WORK INSTRUCTIONS =
Below are some records: retype them all exactly, but not the pictures.

[Lines of data]

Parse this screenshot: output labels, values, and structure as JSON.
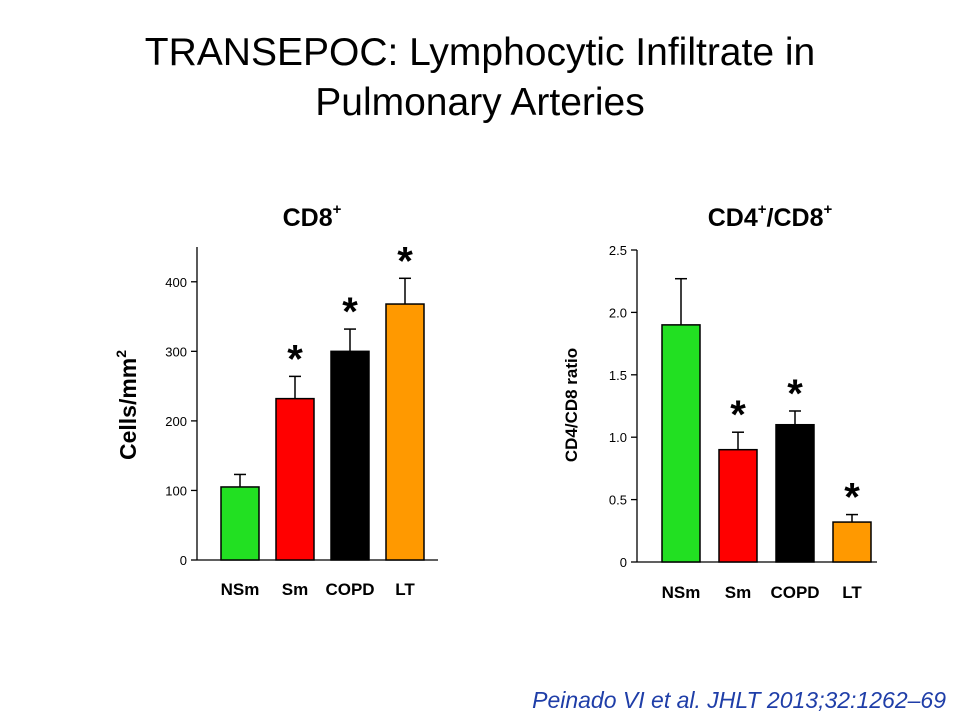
{
  "slide": {
    "title_line1": "TRANSEPOC: Lymphocytic Infiltrate in",
    "title_line2": "Pulmonary Arteries",
    "citation": "Peinado VI et al. JHLT 2013;32:1262–69"
  },
  "colors": {
    "NSm": "#22e022",
    "Sm": "#ff0000",
    "COPD": "#000000",
    "LT": "#ff9900"
  },
  "chart_data": [
    {
      "type": "bar",
      "title": "CD8",
      "title_sup": "+",
      "ylabel": "Cells/mm",
      "ylabel_sup": "2",
      "categories": [
        "NSm",
        "Sm",
        "COPD",
        "LT"
      ],
      "values": [
        105,
        232,
        300,
        368
      ],
      "errors": [
        18,
        32,
        32,
        37
      ],
      "significant": [
        false,
        true,
        true,
        true
      ],
      "significance_marker": "*",
      "ylim": [
        0,
        450
      ],
      "yticks": [
        0,
        100,
        200,
        300,
        400
      ],
      "ytick_labels": [
        "0",
        "100",
        "200",
        "300",
        "400"
      ]
    },
    {
      "type": "bar",
      "title": "CD4",
      "title_sup": "+",
      "title_mid": "/CD8",
      "title_sup2": "+",
      "ylabel": "CD4/CD8 ratio",
      "categories": [
        "NSm",
        "Sm",
        "COPD",
        "LT"
      ],
      "values": [
        1.9,
        0.9,
        1.1,
        0.32
      ],
      "errors": [
        0.37,
        0.14,
        0.11,
        0.06
      ],
      "significant": [
        false,
        true,
        true,
        true
      ],
      "significance_marker": "*",
      "ylim": [
        0,
        2.5
      ],
      "yticks": [
        0,
        0.5,
        1.0,
        1.5,
        2.0,
        2.5
      ],
      "ytick_labels": [
        "0",
        "0.5",
        "1.0",
        "1.5",
        "2.0",
        "2.5"
      ]
    }
  ]
}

RESPONSE TO THIS EXERCISE =
Parse this screenshot: output labels, values, and structure as JSON.
{
  "slide": {
    "title_line1": "TRANSEPOC: Lymphocytic Infiltrate in",
    "title_line2": "Pulmonary Arteries",
    "citation": "Peinado VI et al. JHLT 2013;32:1262–69"
  },
  "colors": {
    "NSm": "#22e022",
    "Sm": "#ff0000",
    "COPD": "#000000",
    "LT": "#ff9900"
  },
  "chart_data": [
    {
      "type": "bar",
      "title": "CD8",
      "title_sup": "+",
      "ylabel": "Cells/mm",
      "ylabel_sup": "2",
      "categories": [
        "NSm",
        "Sm",
        "COPD",
        "LT"
      ],
      "values": [
        105,
        232,
        300,
        368
      ],
      "errors": [
        18,
        32,
        32,
        37
      ],
      "significant": [
        false,
        true,
        true,
        true
      ],
      "significance_marker": "*",
      "ylim": [
        0,
        450
      ],
      "yticks": [
        0,
        100,
        200,
        300,
        400
      ],
      "ytick_labels": [
        "0",
        "100",
        "200",
        "300",
        "400"
      ]
    },
    {
      "type": "bar",
      "title": "CD4",
      "title_sup": "+",
      "title_mid": "/CD8",
      "title_sup2": "+",
      "ylabel": "CD4/CD8 ratio",
      "categories": [
        "NSm",
        "Sm",
        "COPD",
        "LT"
      ],
      "values": [
        1.9,
        0.9,
        1.1,
        0.32
      ],
      "errors": [
        0.37,
        0.14,
        0.11,
        0.06
      ],
      "significant": [
        false,
        true,
        true,
        true
      ],
      "significance_marker": "*",
      "ylim": [
        0,
        2.5
      ],
      "yticks": [
        0,
        0.5,
        1.0,
        1.5,
        2.0,
        2.5
      ],
      "ytick_labels": [
        "0",
        "0.5",
        "1.0",
        "1.5",
        "2.0",
        "2.5"
      ]
    }
  ]
}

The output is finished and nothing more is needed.